Records from a dataset

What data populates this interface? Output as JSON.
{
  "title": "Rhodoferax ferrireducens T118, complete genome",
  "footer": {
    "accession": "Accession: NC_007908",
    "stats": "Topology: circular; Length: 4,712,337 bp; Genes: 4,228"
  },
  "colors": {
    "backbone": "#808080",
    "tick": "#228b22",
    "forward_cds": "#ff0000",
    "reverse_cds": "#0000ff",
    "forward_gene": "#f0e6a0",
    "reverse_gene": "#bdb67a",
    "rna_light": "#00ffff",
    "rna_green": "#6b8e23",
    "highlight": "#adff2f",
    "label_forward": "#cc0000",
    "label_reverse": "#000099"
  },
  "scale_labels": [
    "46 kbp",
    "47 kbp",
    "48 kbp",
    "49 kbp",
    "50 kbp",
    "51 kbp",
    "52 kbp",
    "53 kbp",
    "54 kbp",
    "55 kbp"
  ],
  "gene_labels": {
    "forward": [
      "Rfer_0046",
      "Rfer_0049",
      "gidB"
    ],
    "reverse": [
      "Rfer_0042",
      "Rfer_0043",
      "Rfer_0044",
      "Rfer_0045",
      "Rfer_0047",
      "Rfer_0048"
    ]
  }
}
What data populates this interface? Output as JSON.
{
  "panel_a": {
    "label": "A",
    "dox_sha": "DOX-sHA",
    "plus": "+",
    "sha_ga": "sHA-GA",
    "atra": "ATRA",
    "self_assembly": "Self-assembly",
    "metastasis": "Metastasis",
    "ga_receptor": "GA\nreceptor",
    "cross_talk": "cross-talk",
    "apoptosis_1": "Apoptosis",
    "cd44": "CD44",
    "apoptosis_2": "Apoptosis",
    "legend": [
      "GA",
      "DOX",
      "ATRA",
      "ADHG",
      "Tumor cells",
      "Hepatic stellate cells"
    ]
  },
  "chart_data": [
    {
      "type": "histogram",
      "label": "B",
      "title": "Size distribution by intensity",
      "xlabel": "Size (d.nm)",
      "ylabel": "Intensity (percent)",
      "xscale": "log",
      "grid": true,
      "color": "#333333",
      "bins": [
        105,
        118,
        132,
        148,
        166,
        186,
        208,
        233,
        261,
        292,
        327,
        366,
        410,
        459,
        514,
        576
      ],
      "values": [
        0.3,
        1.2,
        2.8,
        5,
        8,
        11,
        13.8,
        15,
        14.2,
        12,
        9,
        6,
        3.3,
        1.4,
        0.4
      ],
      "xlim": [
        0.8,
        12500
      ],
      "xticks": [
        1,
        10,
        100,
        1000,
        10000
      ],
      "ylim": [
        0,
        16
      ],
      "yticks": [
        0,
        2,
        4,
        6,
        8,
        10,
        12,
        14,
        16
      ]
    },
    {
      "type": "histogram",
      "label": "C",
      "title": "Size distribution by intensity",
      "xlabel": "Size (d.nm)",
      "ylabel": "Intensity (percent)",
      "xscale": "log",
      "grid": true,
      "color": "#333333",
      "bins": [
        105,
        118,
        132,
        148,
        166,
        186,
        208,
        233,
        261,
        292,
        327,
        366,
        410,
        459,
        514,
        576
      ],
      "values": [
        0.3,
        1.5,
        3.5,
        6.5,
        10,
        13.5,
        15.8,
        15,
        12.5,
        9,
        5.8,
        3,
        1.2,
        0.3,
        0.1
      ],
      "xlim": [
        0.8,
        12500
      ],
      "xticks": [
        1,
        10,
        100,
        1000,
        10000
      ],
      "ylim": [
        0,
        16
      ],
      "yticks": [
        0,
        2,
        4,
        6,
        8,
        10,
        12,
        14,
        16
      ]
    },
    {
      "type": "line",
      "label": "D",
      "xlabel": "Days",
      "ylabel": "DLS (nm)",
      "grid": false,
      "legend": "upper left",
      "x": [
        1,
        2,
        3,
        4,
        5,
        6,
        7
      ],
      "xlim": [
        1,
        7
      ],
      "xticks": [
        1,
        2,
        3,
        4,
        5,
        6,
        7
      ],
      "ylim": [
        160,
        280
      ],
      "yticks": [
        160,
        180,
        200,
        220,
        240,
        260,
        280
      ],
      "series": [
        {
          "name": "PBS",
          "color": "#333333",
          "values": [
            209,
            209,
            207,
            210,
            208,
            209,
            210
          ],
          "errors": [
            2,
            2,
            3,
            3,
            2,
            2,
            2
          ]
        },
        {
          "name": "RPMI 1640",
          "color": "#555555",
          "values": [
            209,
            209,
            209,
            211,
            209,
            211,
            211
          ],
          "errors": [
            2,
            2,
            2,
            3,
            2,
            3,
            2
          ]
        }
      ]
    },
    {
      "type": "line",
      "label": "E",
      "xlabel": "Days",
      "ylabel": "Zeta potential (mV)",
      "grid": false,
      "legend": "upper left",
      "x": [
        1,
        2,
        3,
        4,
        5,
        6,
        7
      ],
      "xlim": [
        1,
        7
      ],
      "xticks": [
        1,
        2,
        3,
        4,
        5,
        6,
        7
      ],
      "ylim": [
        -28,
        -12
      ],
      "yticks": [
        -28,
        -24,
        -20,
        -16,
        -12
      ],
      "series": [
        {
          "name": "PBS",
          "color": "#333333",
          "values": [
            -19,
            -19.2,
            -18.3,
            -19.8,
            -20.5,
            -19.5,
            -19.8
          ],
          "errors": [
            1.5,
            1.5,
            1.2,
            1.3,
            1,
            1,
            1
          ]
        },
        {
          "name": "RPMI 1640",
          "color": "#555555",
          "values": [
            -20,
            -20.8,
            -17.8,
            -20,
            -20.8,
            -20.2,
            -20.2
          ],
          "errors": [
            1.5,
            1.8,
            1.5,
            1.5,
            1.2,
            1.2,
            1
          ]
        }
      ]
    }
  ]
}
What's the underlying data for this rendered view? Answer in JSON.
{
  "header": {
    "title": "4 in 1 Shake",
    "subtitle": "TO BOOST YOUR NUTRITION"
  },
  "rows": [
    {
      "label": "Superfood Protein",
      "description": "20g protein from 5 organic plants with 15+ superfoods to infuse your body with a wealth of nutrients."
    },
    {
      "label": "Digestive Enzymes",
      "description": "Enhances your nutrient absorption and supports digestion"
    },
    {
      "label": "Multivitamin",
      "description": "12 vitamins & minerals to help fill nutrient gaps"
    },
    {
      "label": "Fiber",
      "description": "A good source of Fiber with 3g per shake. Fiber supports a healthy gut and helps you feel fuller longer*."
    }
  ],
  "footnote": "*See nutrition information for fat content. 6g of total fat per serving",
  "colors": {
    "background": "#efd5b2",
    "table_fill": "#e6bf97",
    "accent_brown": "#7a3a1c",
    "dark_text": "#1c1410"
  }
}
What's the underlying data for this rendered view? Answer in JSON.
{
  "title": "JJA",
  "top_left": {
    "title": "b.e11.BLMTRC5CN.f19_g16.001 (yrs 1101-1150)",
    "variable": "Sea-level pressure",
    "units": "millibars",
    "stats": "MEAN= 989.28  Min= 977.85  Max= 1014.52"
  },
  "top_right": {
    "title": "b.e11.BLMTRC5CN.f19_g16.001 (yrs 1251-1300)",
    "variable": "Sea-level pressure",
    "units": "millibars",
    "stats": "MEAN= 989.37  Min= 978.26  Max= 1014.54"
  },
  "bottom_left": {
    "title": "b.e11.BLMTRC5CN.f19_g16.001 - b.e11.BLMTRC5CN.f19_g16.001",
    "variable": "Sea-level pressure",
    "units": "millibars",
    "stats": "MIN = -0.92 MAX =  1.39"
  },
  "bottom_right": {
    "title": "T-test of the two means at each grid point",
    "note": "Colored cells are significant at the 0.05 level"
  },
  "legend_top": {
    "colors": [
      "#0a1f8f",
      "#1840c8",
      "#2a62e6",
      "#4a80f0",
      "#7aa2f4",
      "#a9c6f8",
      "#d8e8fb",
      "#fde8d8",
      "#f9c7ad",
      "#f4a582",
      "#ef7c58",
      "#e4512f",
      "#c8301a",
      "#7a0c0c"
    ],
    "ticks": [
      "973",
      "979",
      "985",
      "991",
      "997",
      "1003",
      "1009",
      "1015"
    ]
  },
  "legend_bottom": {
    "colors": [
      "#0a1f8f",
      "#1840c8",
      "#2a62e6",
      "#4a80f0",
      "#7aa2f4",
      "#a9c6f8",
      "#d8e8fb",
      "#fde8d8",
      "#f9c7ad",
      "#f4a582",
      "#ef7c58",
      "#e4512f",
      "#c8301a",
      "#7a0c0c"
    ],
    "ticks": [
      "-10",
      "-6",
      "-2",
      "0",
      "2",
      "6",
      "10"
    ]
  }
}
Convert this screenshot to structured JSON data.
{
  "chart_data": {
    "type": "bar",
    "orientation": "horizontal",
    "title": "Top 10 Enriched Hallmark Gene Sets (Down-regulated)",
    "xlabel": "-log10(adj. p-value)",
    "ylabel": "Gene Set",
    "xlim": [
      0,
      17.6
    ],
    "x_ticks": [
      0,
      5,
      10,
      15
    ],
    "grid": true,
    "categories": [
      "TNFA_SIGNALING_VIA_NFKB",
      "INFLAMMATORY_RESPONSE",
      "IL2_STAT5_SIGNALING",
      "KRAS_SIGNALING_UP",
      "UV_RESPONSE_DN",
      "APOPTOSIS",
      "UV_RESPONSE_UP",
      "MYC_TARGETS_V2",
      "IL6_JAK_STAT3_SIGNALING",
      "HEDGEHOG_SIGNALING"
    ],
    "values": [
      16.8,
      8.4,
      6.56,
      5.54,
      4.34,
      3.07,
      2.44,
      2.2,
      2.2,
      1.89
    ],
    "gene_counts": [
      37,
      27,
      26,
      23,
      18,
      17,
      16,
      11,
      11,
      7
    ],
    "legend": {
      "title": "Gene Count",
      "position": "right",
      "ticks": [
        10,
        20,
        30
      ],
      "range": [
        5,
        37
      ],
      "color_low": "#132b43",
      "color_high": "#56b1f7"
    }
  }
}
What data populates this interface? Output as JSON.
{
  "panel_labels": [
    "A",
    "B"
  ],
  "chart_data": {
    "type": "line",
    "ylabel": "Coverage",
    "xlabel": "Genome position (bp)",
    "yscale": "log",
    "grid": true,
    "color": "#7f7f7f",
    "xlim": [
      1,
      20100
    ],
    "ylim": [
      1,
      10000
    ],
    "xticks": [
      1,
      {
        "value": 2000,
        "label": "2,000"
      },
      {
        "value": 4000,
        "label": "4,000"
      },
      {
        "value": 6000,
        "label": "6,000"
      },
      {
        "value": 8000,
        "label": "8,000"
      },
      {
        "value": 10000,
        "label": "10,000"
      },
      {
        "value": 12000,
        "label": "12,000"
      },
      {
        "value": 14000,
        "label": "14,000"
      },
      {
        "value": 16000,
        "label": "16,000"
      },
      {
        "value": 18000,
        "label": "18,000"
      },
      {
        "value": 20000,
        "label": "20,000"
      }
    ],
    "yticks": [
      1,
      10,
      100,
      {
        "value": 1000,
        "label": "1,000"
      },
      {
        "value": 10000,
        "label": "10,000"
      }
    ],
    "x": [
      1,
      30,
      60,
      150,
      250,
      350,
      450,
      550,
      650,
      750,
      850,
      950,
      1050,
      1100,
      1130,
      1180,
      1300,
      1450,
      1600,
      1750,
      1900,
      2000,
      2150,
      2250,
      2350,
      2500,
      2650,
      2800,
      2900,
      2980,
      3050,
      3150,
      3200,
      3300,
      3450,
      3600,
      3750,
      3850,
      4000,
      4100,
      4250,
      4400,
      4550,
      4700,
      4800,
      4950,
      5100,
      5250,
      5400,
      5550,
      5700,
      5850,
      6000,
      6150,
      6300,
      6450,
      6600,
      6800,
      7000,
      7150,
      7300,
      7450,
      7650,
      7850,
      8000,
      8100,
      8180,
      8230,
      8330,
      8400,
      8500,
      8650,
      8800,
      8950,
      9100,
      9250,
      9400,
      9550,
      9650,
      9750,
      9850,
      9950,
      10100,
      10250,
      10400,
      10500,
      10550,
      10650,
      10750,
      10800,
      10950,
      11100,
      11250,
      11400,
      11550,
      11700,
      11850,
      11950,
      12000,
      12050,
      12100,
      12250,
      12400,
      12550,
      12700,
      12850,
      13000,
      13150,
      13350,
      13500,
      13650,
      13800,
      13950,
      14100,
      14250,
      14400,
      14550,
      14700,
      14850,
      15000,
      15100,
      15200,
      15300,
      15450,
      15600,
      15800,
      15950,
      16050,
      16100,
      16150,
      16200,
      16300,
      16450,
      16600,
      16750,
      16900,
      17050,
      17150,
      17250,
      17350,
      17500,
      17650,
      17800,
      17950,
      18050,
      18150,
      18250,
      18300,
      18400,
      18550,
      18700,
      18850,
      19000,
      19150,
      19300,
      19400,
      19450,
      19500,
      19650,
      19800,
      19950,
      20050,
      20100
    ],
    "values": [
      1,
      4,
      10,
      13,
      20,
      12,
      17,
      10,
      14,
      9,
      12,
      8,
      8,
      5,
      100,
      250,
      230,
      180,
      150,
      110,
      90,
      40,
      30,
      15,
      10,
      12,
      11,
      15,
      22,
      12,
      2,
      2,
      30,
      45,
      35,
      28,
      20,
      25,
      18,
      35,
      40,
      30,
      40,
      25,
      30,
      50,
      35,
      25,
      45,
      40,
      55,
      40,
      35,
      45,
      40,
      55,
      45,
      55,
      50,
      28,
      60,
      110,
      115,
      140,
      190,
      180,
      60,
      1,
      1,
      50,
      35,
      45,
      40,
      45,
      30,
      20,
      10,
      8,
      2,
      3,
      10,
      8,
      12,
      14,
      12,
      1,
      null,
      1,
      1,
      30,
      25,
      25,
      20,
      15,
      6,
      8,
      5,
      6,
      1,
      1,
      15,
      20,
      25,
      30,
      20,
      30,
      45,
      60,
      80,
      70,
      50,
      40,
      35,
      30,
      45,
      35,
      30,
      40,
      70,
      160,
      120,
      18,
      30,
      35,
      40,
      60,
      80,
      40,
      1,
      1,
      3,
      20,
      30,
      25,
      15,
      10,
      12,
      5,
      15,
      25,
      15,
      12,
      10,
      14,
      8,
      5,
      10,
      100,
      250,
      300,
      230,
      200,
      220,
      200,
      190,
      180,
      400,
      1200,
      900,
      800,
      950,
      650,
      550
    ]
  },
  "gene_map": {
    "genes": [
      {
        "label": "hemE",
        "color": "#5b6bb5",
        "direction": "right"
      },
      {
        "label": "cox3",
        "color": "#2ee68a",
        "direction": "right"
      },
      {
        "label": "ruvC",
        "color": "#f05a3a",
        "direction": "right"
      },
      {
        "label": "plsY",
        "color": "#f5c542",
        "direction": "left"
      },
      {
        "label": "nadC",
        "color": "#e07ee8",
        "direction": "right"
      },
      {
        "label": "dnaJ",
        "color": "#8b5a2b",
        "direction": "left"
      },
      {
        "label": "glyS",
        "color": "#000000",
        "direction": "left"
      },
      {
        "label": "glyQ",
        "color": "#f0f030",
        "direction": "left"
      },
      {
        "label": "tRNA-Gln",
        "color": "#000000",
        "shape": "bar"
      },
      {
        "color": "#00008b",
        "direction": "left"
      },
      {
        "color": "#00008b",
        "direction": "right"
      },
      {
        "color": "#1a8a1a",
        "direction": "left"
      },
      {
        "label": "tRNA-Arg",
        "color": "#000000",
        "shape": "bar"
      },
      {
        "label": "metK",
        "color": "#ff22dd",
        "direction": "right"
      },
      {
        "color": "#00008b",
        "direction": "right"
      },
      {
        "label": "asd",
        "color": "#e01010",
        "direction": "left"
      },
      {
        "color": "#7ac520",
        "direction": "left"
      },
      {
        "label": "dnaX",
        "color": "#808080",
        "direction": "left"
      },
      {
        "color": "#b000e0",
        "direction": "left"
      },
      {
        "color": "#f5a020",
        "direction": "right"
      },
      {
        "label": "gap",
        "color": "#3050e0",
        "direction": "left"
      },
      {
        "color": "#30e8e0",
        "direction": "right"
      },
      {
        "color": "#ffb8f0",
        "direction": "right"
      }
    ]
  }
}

● **Exercise brief**:
Copy out, from the data above, every line holding the word "position".

● **Response to the task**:
      "position": "right",
    "xlabel": "Genome position (bp)",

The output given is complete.